- RECORDS FOR THE TASK -
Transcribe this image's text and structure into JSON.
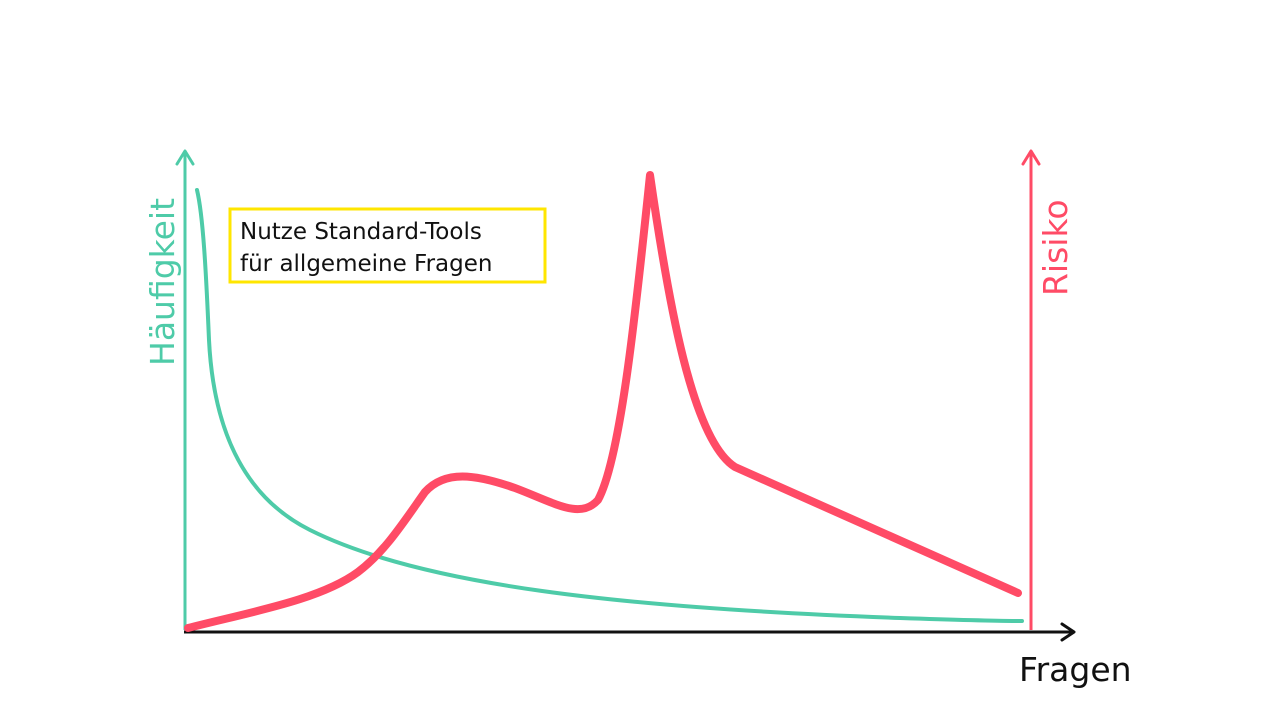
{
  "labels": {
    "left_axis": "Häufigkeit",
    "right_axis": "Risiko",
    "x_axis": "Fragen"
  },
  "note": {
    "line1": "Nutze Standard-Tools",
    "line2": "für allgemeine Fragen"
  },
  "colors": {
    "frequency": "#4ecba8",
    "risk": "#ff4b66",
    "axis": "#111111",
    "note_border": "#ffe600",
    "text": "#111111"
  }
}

- TASK DESCRIPTION -
In your copy, leave out the pictures and reproduce the material above exactly.

- WRITTEN SOLUTION -
Transcribe this image's text and structure into JSON.
{
  "labels": {
    "left_axis": "Häufigkeit",
    "right_axis": "Risiko",
    "x_axis": "Fragen"
  },
  "note": {
    "line1": "Nutze Standard-Tools",
    "line2": "für allgemeine Fragen"
  },
  "colors": {
    "frequency": "#4ecba8",
    "risk": "#ff4b66",
    "axis": "#111111",
    "note_border": "#ffe600",
    "text": "#111111"
  }
}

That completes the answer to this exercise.